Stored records
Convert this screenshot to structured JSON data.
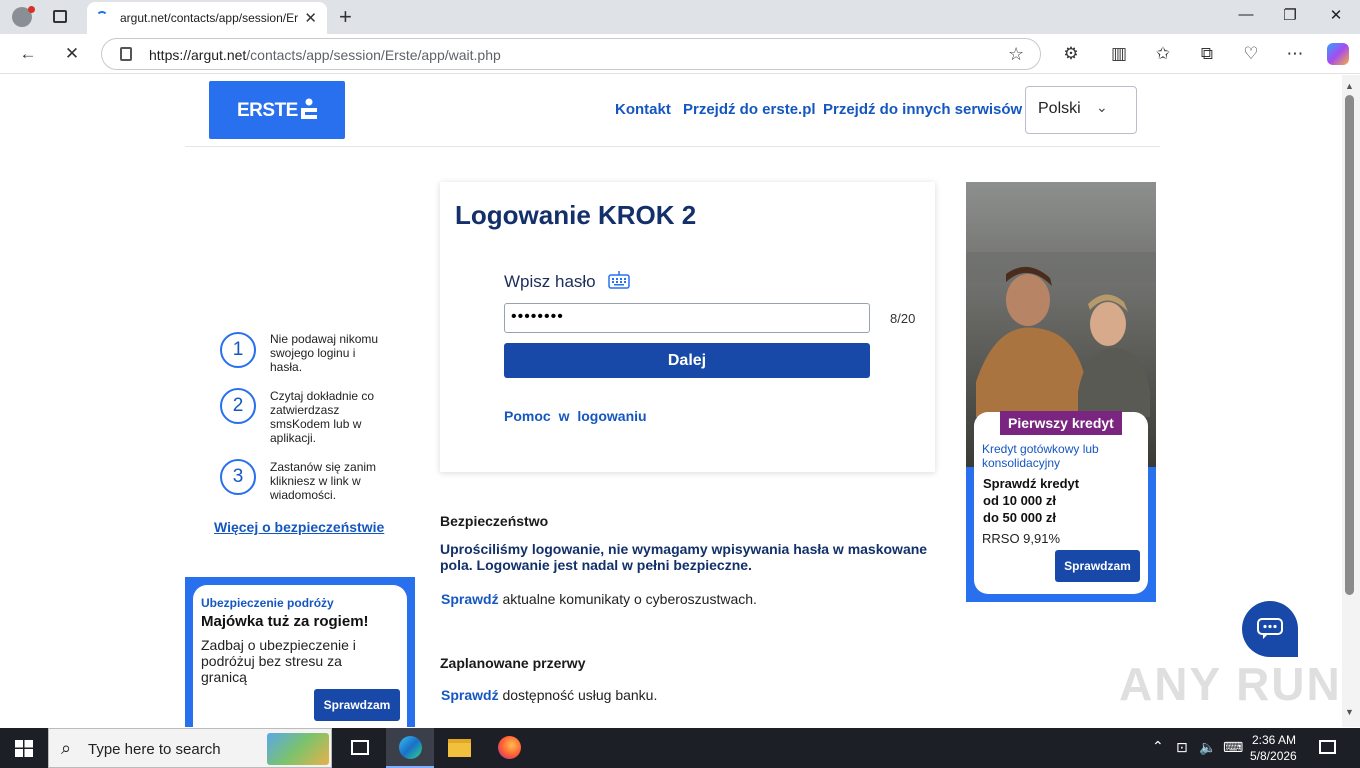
{
  "browser": {
    "tab_title": "argut.net/contacts/app/session/Er",
    "url_host": "https://argut.net",
    "url_path": "/contacts/app/session/Erste/app/wait.php"
  },
  "header": {
    "logo_text": "ERSTE",
    "nav": [
      "Kontakt",
      "Przejdź do erste.pl",
      "Przejdź do innych serwisów"
    ],
    "language": "Polski"
  },
  "login": {
    "title": "Logowanie KROK 2",
    "password_label": "Wpisz hasło",
    "password_value": "••••••••",
    "counter": "8/20",
    "submit_label": "Dalej",
    "help_link": "Pomoc w logowaniu"
  },
  "tips": [
    {
      "num": "1",
      "text": "Nie podawaj nikomu swojego loginu i hasła."
    },
    {
      "num": "2",
      "text": "Czytaj dokładnie co zatwierdzasz smsKodem lub w aplikacji."
    },
    {
      "num": "3",
      "text": "Zastanów się zanim klikniesz w link w wiadomości."
    }
  ],
  "more_security": "Więcej o bezpieczeństwie",
  "promo_left": {
    "kicker": "Ubezpieczenie podróży",
    "headline": "Majówka tuż za rogiem!",
    "body": "Zadbaj o ubezpieczenie i podróżuj bez stresu za granicą",
    "button": "Sprawdzam"
  },
  "security_section": {
    "title": "Bezpieczeństwo",
    "bold_text": "Uprościliśmy logowanie, nie wymagamy wpisywania hasła w maskowane pola. Logowanie jest nadal w pełni bezpieczne.",
    "link": "Sprawdź",
    "text": " aktualne komunikaty o cyberoszustwach."
  },
  "breaks_section": {
    "title": "Zaplanowane przerwy",
    "link": "Sprawdź",
    "text": " dostępność usług banku."
  },
  "promo_right": {
    "badge": "Pierwszy kredyt",
    "sub": "Kredyt gotówkowy lub konsolidacyjny",
    "line1": "Sprawdź kredyt",
    "line2": "od 10 000 zł",
    "line3": "do 50 000 zł",
    "rrso": "RRSO 9,91%",
    "button": "Sprawdzam"
  },
  "watermark": "ANY RUN",
  "taskbar": {
    "search_placeholder": "Type here to search",
    "time": "2:36 AM",
    "date": "5/8/2026"
  },
  "colors": {
    "brand_blue": "#2870ed",
    "button_blue": "#1849a9",
    "heading_navy": "#13306b",
    "badge_purple": "#7a2580"
  }
}
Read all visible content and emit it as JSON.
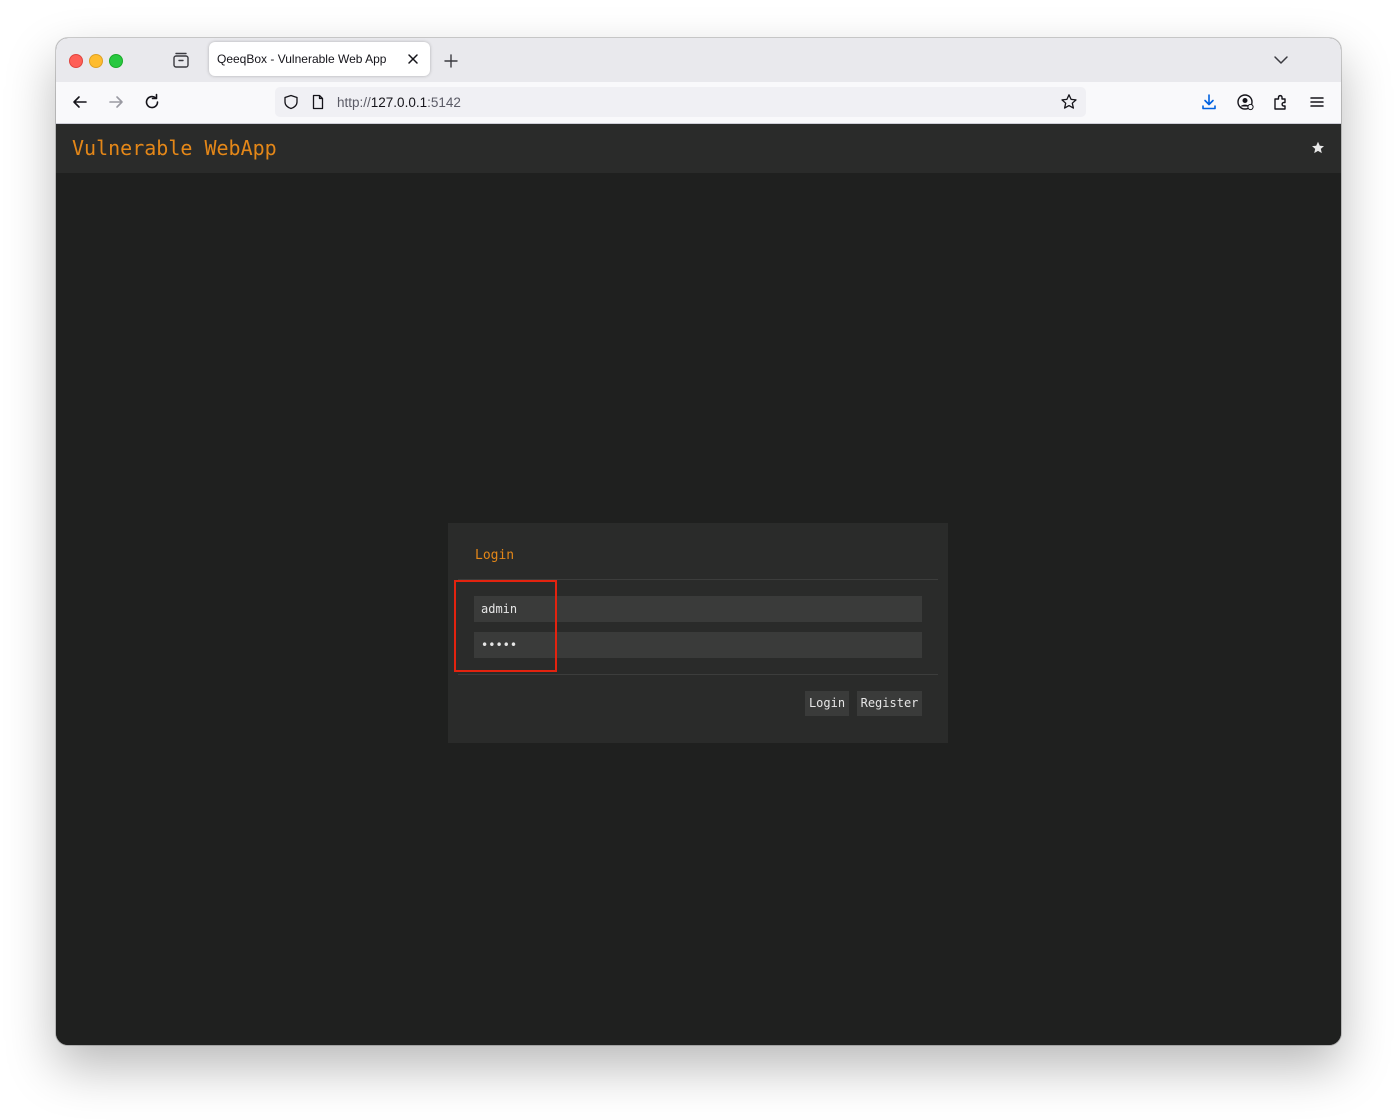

» **What the task requires**
Reproduce each line holding the word "Logowanie".

» **Response to this task**
    "title": "Logowanie KROK 2",
    "bold_text": "Uprościliśmy logowanie, nie wymagamy wpisywania hasła w maskowane pola. Logowanie jest nadal w pełni bezpieczne.",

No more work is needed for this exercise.